**Your task**:
Reproduce the listing below without changes, except that pictures are left out.

———

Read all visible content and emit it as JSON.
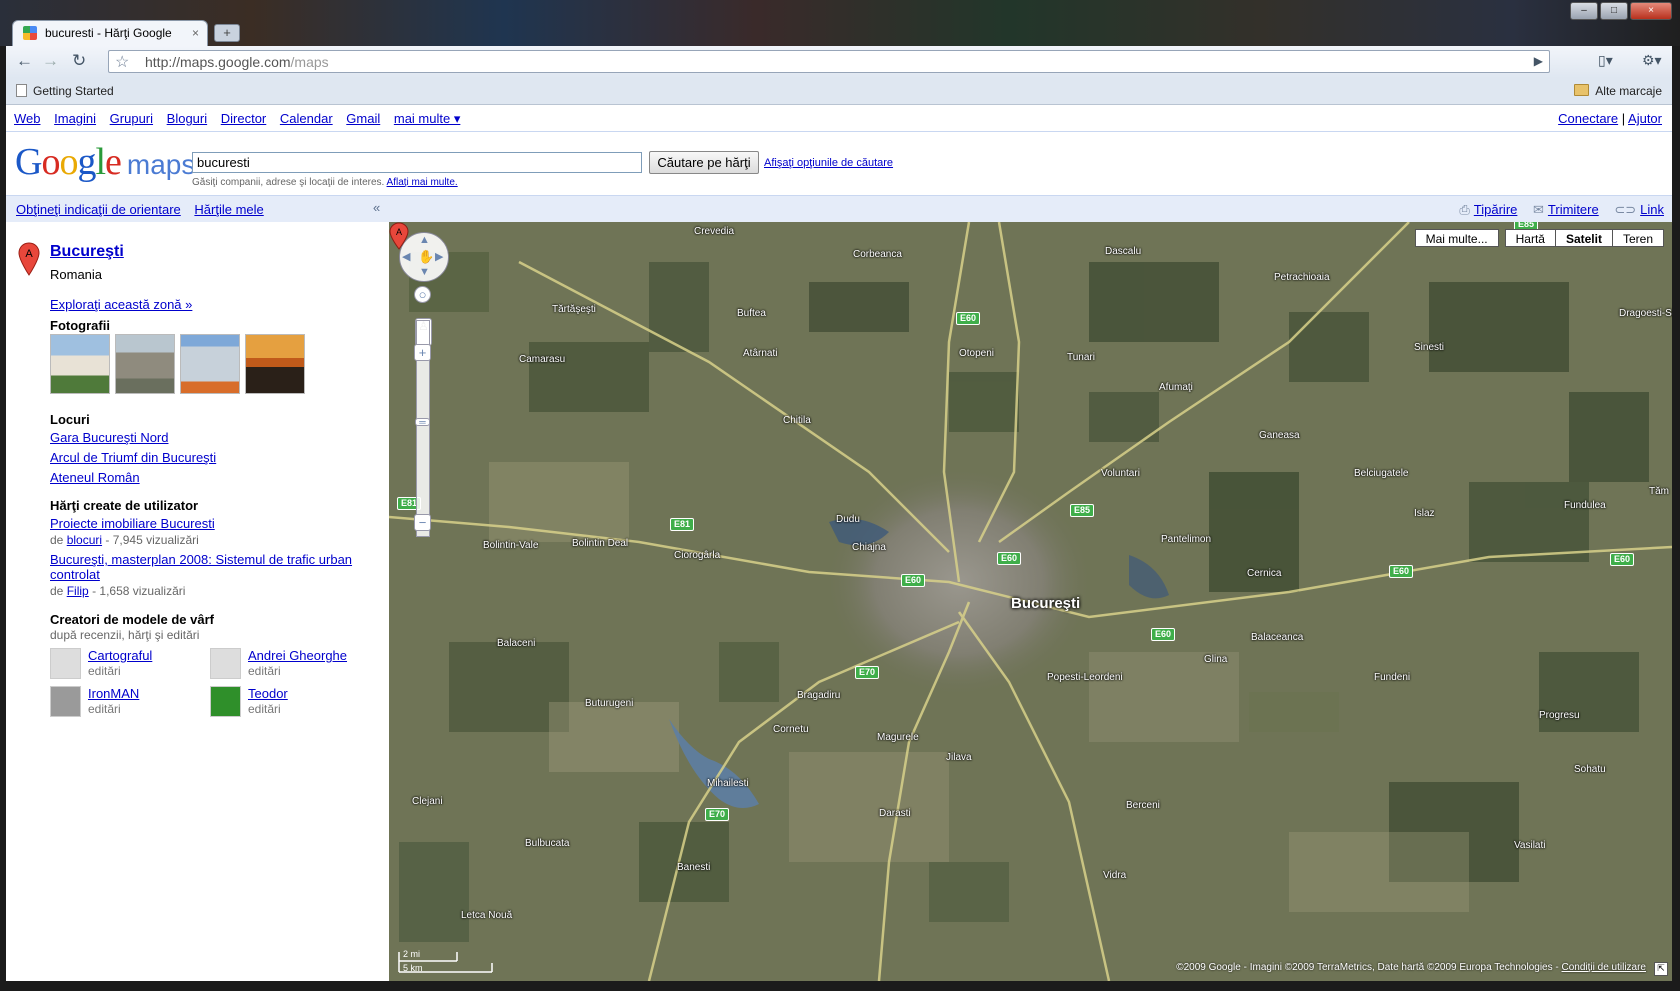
{
  "browser": {
    "tab_title": "bucuresti - Hărţi Google",
    "tab_close": "×",
    "new_tab": "+",
    "url_host": "http://maps.google.com",
    "url_path": "/maps",
    "bookmark": "Getting Started",
    "other_bookmarks": "Alte marcaje"
  },
  "gbar": {
    "links": [
      "Web",
      "Imagini",
      "Grupuri",
      "Bloguri",
      "Director",
      "Calendar",
      "Gmail",
      "mai multe ▾"
    ],
    "connect": "Conectare",
    "separator": "|",
    "help": "Ajutor"
  },
  "header": {
    "logo_maps": "maps",
    "search_value": "bucuresti",
    "search_button": "Căutare pe hărţi",
    "search_options": "Afişaţi opţiunile de căutare",
    "hint": "Găsiţi companii, adrese şi locaţii de interes.",
    "hint_link": "Aflaţi mai multe."
  },
  "subbar": {
    "directions": "Obţineţi indicaţii de orientare",
    "my_maps": "Hărţile mele",
    "collapse": "«",
    "print": "Tipărire",
    "send": "Trimitere",
    "link": "Link"
  },
  "sidebar": {
    "pin_letter": "A",
    "result_title": "Bucureşti",
    "result_country": "Romania",
    "explore": "Exploraţi această zonă »",
    "photos_heading": "Fotografii",
    "places_heading": "Locuri",
    "places": [
      "Gara Bucureşti Nord",
      "Arcul de Triumf din Bucureşti",
      "Ateneul Român"
    ],
    "user_maps_heading": "Hărţi create de utilizator",
    "user_maps": [
      {
        "title": "Proiecte imobiliare Bucuresti",
        "by": "de",
        "author": "blocuri",
        "views": "- 7,945 vizualizări"
      },
      {
        "title": "Bucureşti, masterplan 2008: Sistemul de trafic urban controlat",
        "by": "de",
        "author": "Filip",
        "views": "- 1,658 vizualizări"
      }
    ],
    "creators_heading": "Creatori de modele de vârf",
    "creators_sub": "după recenzii, hărţi şi editări",
    "creators": [
      {
        "name": "Cartograful",
        "sub": "editări"
      },
      {
        "name": "Andrei Gheorghe",
        "sub": "editări"
      },
      {
        "name": "IronMAN",
        "sub": "editări"
      },
      {
        "name": "Teodor",
        "sub": "editări"
      }
    ]
  },
  "map": {
    "map_types": {
      "more": "Mai multe...",
      "map": "Hartă",
      "satellite": "Satelit",
      "terrain": "Teren"
    },
    "selected_type": "Satelit",
    "main_label": "Bucureşti",
    "main_pin": "A",
    "scale_mi": "2 mi",
    "scale_km": "5 km",
    "copyright": "©2009 Google - Imagini ©2009 TerraMetrics, Date hartă ©2009 Europa Technologies -",
    "terms": "Condiţii de utilizare",
    "places": [
      "Crevedia",
      "Corbeanca",
      "Dascalu",
      "Petrachioaia",
      "Tărtăşeşti",
      "Buftea",
      "Dragoesti-Sn",
      "Otopeni",
      "Tunari",
      "Atârnati",
      "Camarasu",
      "Sinesti",
      "Afumaţi",
      "Chitila",
      "Ganeasa",
      "Voluntari",
      "Belciugatele",
      "Fundulea",
      "Islaz",
      "Tăm",
      "Dudu",
      "Chiajna",
      "Bolintin-Vale",
      "Bolintin Deal",
      "Ciorogârla",
      "Pantelimon",
      "Cernica",
      "Balaceanca",
      "Glina",
      "Balaceni",
      "Popesti-Leordeni",
      "Fundeni",
      "Progresu",
      "Buturugeni",
      "Bragadiru",
      "Cornetu",
      "Magurele",
      "Jilava",
      "Mihailesti",
      "Sohatu",
      "Clejani",
      "Darasti",
      "Berceni",
      "Bulbucata",
      "Vasilati",
      "Banesti",
      "Vidra",
      "Letca Nouă"
    ],
    "highways": [
      "E60",
      "E85",
      "E81",
      "E81",
      "E60",
      "E85",
      "E60",
      "E60",
      "E60",
      "E70",
      "E70",
      "E85"
    ]
  }
}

———

**Written answer**:
Read all visible content and emit it as JSON.
{
  "browser": {
    "tab_title": "bucuresti - Hărţi Google",
    "tab_close": "×",
    "new_tab": "+",
    "url_host": "http://maps.google.com",
    "url_path": "/maps",
    "bookmark": "Getting Started",
    "other_bookmarks": "Alte marcaje"
  },
  "gbar": {
    "links": [
      "Web",
      "Imagini",
      "Grupuri",
      "Bloguri",
      "Director",
      "Calendar",
      "Gmail",
      "mai multe ▾"
    ],
    "connect": "Conectare",
    "separator": "|",
    "help": "Ajutor"
  },
  "header": {
    "logo_maps": "maps",
    "search_value": "bucuresti",
    "search_button": "Căutare pe hărţi",
    "search_options": "Afişaţi opţiunile de căutare",
    "hint": "Găsiţi companii, adrese şi locaţii de interes.",
    "hint_link": "Aflaţi mai multe."
  },
  "subbar": {
    "directions": "Obţineţi indicaţii de orientare",
    "my_maps": "Hărţile mele",
    "collapse": "«",
    "print": "Tipărire",
    "send": "Trimitere",
    "link": "Link"
  },
  "sidebar": {
    "pin_letter": "A",
    "result_title": "Bucureşti",
    "result_country": "Romania",
    "explore": "Exploraţi această zonă »",
    "photos_heading": "Fotografii",
    "places_heading": "Locuri",
    "places": [
      "Gara Bucureşti Nord",
      "Arcul de Triumf din Bucureşti",
      "Ateneul Român"
    ],
    "user_maps_heading": "Hărţi create de utilizator",
    "user_maps": [
      {
        "title": "Proiecte imobiliare Bucuresti",
        "by": "de",
        "author": "blocuri",
        "views": "- 7,945 vizualizări"
      },
      {
        "title": "Bucureşti, masterplan 2008: Sistemul de trafic urban controlat",
        "by": "de",
        "author": "Filip",
        "views": "- 1,658 vizualizări"
      }
    ],
    "creators_heading": "Creatori de modele de vârf",
    "creators_sub": "după recenzii, hărţi şi editări",
    "creators": [
      {
        "name": "Cartograful",
        "sub": "editări"
      },
      {
        "name": "Andrei Gheorghe",
        "sub": "editări"
      },
      {
        "name": "IronMAN",
        "sub": "editări"
      },
      {
        "name": "Teodor",
        "sub": "editări"
      }
    ]
  },
  "map": {
    "map_types": {
      "more": "Mai multe...",
      "map": "Hartă",
      "satellite": "Satelit",
      "terrain": "Teren"
    },
    "selected_type": "Satelit",
    "main_label": "Bucureşti",
    "main_pin": "A",
    "scale_mi": "2 mi",
    "scale_km": "5 km",
    "copyright": "©2009 Google - Imagini ©2009 TerraMetrics, Date hartă ©2009 Europa Technologies -",
    "terms": "Condiţii de utilizare",
    "places": [
      "Crevedia",
      "Corbeanca",
      "Dascalu",
      "Petrachioaia",
      "Tărtăşeşti",
      "Buftea",
      "Dragoesti-Sn",
      "Otopeni",
      "Tunari",
      "Atârnati",
      "Camarasu",
      "Sinesti",
      "Afumaţi",
      "Chitila",
      "Ganeasa",
      "Voluntari",
      "Belciugatele",
      "Fundulea",
      "Islaz",
      "Tăm",
      "Dudu",
      "Chiajna",
      "Bolintin-Vale",
      "Bolintin Deal",
      "Ciorogârla",
      "Pantelimon",
      "Cernica",
      "Balaceanca",
      "Glina",
      "Balaceni",
      "Popesti-Leordeni",
      "Fundeni",
      "Progresu",
      "Buturugeni",
      "Bragadiru",
      "Cornetu",
      "Magurele",
      "Jilava",
      "Mihailesti",
      "Sohatu",
      "Clejani",
      "Darasti",
      "Berceni",
      "Bulbucata",
      "Vasilati",
      "Banesti",
      "Vidra",
      "Letca Nouă"
    ],
    "highways": [
      "E60",
      "E85",
      "E81",
      "E81",
      "E60",
      "E85",
      "E60",
      "E60",
      "E60",
      "E70",
      "E70",
      "E85"
    ]
  }
}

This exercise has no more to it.